Dataset rows about figures
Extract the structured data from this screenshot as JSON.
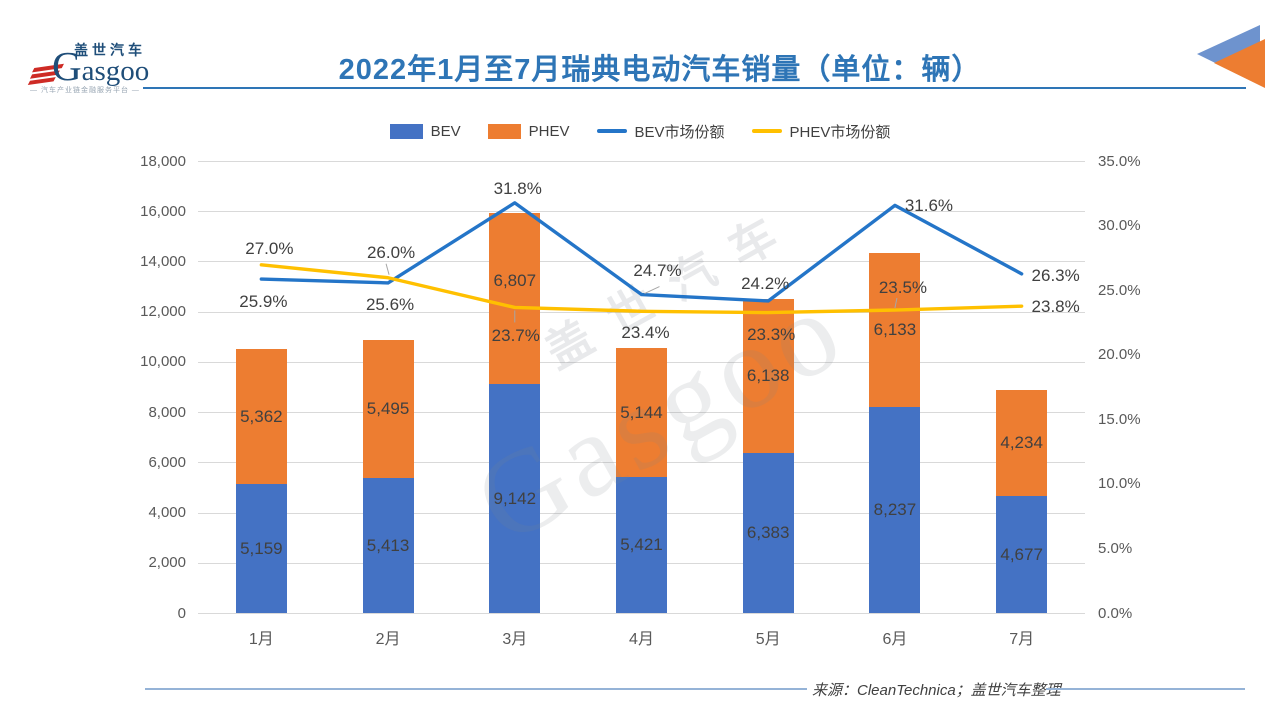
{
  "header": {
    "logo": {
      "cn": "盖世汽车",
      "en": "Gasgoo",
      "tagline": "— 汽车产业链金融服务平台 —"
    },
    "title": "2022年1月至7月瑞典电动汽车销量（单位：辆）"
  },
  "legend": {
    "items": [
      {
        "label": "BEV",
        "type": "swatch",
        "color": "#4472C4"
      },
      {
        "label": "PHEV",
        "type": "swatch",
        "color": "#ED7D31"
      },
      {
        "label": "BEV市场份额",
        "type": "line",
        "color": "#2475C8"
      },
      {
        "label": "PHEV市场份额",
        "type": "line",
        "color": "#FFC000"
      }
    ]
  },
  "chart_data": {
    "type": "combo-stacked-bar-line",
    "categories": [
      "1月",
      "2月",
      "3月",
      "4月",
      "5月",
      "6月",
      "7月"
    ],
    "bar_series": [
      {
        "name": "BEV",
        "color": "#4472C4",
        "values": [
          5159,
          5413,
          9142,
          5421,
          6383,
          8237,
          4677
        ],
        "labels": [
          "5,159",
          "5,413",
          "9,142",
          "5,421",
          "6,383",
          "8,237",
          "4,677"
        ]
      },
      {
        "name": "PHEV",
        "color": "#ED7D31",
        "values": [
          5362,
          5495,
          6807,
          5144,
          6138,
          6133,
          4234
        ],
        "labels": [
          "5,362",
          "5,495",
          "6,807",
          "5,144",
          "6,138",
          "6,133",
          "4,234"
        ]
      }
    ],
    "line_series": [
      {
        "name": "BEV市场份额",
        "color": "#2475C8",
        "values": [
          25.9,
          25.6,
          31.8,
          24.7,
          24.2,
          31.6,
          26.3
        ],
        "labels": [
          "25.9%",
          "25.6%",
          "31.8%",
          "24.7%",
          "24.2%",
          "31.6%",
          "26.3%"
        ]
      },
      {
        "name": "PHEV市场份额",
        "color": "#FFC000",
        "values": [
          27.0,
          26.0,
          23.7,
          23.4,
          23.3,
          23.5,
          23.8
        ],
        "labels": [
          "27.0%",
          "26.0%",
          "23.7%",
          "23.4%",
          "23.3%",
          "23.5%",
          "23.8%"
        ]
      }
    ],
    "left_axis": {
      "min": 0,
      "max": 18000,
      "step": 2000,
      "ticks": [
        "18,000",
        "16,000",
        "14,000",
        "12,000",
        "10,000",
        "8,000",
        "6,000",
        "4,000",
        "2,000",
        "0"
      ]
    },
    "right_axis": {
      "min": 0,
      "max": 35,
      "step": 5,
      "ticks": [
        "35.0%",
        "30.0%",
        "25.0%",
        "20.0%",
        "15.0%",
        "10.0%",
        "5.0%",
        "0.0%"
      ]
    },
    "grid": true,
    "legend_position": "top",
    "grid_color": "#D9D9D9"
  },
  "watermark": {
    "cn": "盖世汽车",
    "en": "Gasgoo"
  },
  "footer": {
    "source": "来源：CleanTechnica；盖世汽车整理"
  }
}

### EXERCISE BRIEF
Compute the number of lines above that contain the string "name". Reply with that value only.

### RESPONSE
4